Express every line of the items below as a Markdown table with two columns, Row and Line. Number the rows and leave out any blank lines.

======== ENTRIES

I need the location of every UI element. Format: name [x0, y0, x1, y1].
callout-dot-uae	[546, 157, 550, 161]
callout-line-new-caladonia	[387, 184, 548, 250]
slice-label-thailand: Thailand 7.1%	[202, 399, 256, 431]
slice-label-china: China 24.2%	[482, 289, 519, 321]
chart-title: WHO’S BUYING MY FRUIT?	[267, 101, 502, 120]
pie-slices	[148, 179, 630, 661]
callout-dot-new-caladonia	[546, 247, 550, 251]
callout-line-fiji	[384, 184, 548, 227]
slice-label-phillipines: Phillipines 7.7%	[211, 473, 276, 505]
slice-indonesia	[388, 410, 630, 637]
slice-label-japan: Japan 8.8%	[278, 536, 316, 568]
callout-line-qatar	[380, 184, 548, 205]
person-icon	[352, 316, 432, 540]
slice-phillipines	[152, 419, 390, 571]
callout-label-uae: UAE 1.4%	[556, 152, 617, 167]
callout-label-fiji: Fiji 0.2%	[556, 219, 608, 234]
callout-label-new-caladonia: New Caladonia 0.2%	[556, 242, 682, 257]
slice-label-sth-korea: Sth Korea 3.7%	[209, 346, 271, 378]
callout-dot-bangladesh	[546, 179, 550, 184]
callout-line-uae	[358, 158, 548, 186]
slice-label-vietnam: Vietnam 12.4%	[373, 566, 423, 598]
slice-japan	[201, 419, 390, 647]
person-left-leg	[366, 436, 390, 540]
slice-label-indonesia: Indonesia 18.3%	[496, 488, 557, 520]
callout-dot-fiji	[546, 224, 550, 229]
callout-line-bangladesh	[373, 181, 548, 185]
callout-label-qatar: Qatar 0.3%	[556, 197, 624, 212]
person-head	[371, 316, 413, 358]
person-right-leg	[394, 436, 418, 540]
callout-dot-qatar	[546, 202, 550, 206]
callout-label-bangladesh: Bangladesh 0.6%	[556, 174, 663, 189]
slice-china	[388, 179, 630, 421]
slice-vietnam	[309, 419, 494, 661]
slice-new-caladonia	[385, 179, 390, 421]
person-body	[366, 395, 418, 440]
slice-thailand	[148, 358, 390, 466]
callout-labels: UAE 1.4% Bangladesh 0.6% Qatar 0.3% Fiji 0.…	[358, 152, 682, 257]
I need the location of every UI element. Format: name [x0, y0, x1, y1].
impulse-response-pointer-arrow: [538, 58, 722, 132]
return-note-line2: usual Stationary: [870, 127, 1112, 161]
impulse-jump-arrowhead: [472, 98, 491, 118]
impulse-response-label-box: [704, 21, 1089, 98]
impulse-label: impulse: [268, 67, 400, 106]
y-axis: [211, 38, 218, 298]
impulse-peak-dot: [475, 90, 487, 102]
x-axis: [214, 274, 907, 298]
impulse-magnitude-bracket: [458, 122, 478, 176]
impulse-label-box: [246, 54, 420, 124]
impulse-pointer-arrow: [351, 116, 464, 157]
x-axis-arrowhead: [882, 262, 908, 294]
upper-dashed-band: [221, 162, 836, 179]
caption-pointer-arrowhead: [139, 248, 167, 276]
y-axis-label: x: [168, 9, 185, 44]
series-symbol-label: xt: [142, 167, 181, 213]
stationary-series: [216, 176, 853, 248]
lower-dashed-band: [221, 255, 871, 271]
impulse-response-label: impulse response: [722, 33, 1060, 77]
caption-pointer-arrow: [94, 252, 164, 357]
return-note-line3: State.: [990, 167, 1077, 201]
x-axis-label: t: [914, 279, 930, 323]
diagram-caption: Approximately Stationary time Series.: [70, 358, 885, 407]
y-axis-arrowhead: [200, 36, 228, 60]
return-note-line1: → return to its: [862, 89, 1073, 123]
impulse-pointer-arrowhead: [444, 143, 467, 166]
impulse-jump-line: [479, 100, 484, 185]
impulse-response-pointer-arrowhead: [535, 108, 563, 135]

================

◆ **TASK RESPONSE**:
| Row | Line |
|---|---|
| 1 | I need the location of every UI element. Format: name [x0, y0, x1, y1]. |
| 2 | callout-dot-uae	[546, 157, 550, 161] |
| 3 | callout-line-new-caladonia	[387, 184, 548, 250] |
| 4 | slice-label-thailand: Thailand 7.1%	[202, 399, 256, 431] |
| 5 | slice-label-china: China 24.2%	[482, 289, 519, 321] |
| 6 | chart-title: WHO’S BUYING MY FRUIT?	[267, 101, 502, 120] |
| 7 | pie-slices	[148, 179, 630, 661] |
| 8 | callout-dot-new-caladonia	[546, 247, 550, 251] |
| 9 | callout-line-fiji	[384, 184, 548, 227] |
| 10 | slice-label-phillipines: Phillipines 7.7%	[211, 473, 276, 505] |
| 11 | slice-indonesia	[388, 410, 630, 637] |
| 12 | slice-label-japan: Japan 8.8%	[278, 536, 316, 568] |
| 13 | callout-line-qatar	[380, 184, 548, 205] |
| 14 | person-icon	[352, 316, 432, 540] |
| 15 | slice-phillipines	[152, 419, 390, 571] |
| 16 | callout-label-uae: UAE 1.4%	[556, 152, 617, 167] |
| 17 | callout-label-fiji: Fiji 0.2%	[556, 219, 608, 234] |
| 18 | callout-label-new-caladonia: New Caladonia 0.2%	[556, 242, 682, 257] |
| 19 | slice-label-sth-korea: Sth Korea 3.7%	[209, 346, 271, 378] |
| 20 | callout-dot-bangladesh	[546, 179, 550, 184] |
| 21 | callout-line-uae	[358, 158, 548, 186] |
| 22 | slice-label-vietnam: Vietnam 12.4%	[373, 566, 423, 598] |
| 23 | slice-japan	[201, 419, 390, 647] |
| 24 | person-left-leg	[366, 436, 390, 540] |
| 25 | slice-label-indonesia: Indonesia 18.3%	[496, 488, 557, 520] |
| 26 | callout-dot-fiji	[546, 224, 550, 229] |
| 27 | callout-line-bangladesh	[373, 181, 548, 185] |
| 28 | callout-label-qatar: Qatar 0.3%	[556, 197, 624, 212] |
| 29 | person-head	[371, 316, 413, 358] |
| 30 | person-right-leg	[394, 436, 418, 540] |
| 31 | callout-dot-qatar	[546, 202, 550, 206] |
| 32 | callout-label-bangladesh: Bangladesh 0.6%	[556, 174, 663, 189] |
| 33 | slice-china	[388, 179, 630, 421] |
| 34 | slice-vietnam	[309, 419, 494, 661] |
| 35 | slice-new-caladonia	[385, 179, 390, 421] |
| 36 | person-body	[366, 395, 418, 440] |
| 37 | slice-thailand	[148, 358, 390, 466] |
| 38 | callout-labels: UAE 1.4% Bangladesh 0.6% Qatar 0.3% Fiji 0.…	[358, 152, 682, 257] |
| 39 | I need the location of every UI element. Format: name [x0, y0, x1, y1]. |
| 40 | impulse-response-pointer-arrow: [538, 58, 722, 132] |
| 41 | return-note-line2: usual Stationary: [870, 127, 1112, 161] |
| 42 | impulse-jump-arrowhead: [472, 98, 491, 118] |
| 43 | impulse-response-label-box: [704, 21, 1089, 98] |
| 44 | impulse-label: impulse: [268, 67, 400, 106] |
| 45 | y-axis: [211, 38, 218, 298] |
| 46 | impulse-peak-dot: [475, 90, 487, 102] |
| 47 | x-axis: [214, 274, 907, 298] |
| 48 | impulse-magnitude-bracket: [458, 122, 478, 176] |
| 49 | impulse-label-box: [246, 54, 420, 124] |
| 50 | impulse-pointer-arrow: [351, 116, 464, 157] |
| 51 | x-axis-arrowhead: [882, 262, 908, 294] |
| 52 | upper-dashed-band: [221, 162, 836, 179] |
| 53 | caption-pointer-arrowhead: [139, 248, 167, 276] |
| 54 | y-axis-label: x: [168, 9, 185, 44] |
| 55 | series-symbol-label: xt: [142, 167, 181, 213] |
| 56 | stationary-series: [216, 176, 853, 248] |
| 57 | lower-dashed-band: [221, 255, 871, 271] |
| 58 | impulse-response-label: impulse response: [722, 33, 1060, 77] |
| 59 | caption-pointer-arrow: [94, 252, 164, 357] |
| 60 | return-note-line3: State.: [990, 167, 1077, 201] |
| 61 | x-axis-label: t: [914, 279, 930, 323] |
| 62 | diagram-caption: Approximately Stationary time Series.: [70, 358, 885, 407] |
| 63 | y-axis-arrowhead: [200, 36, 228, 60] |
| 64 | return-note-line1: → return to its: [862, 89, 1073, 123] |
| 65 | impulse-pointer-arrowhead: [444, 143, 467, 166] |
| 66 | impulse-jump-line: [479, 100, 484, 185] |
| 67 | impulse-response-pointer-arrowhead: [535, 108, 563, 135] |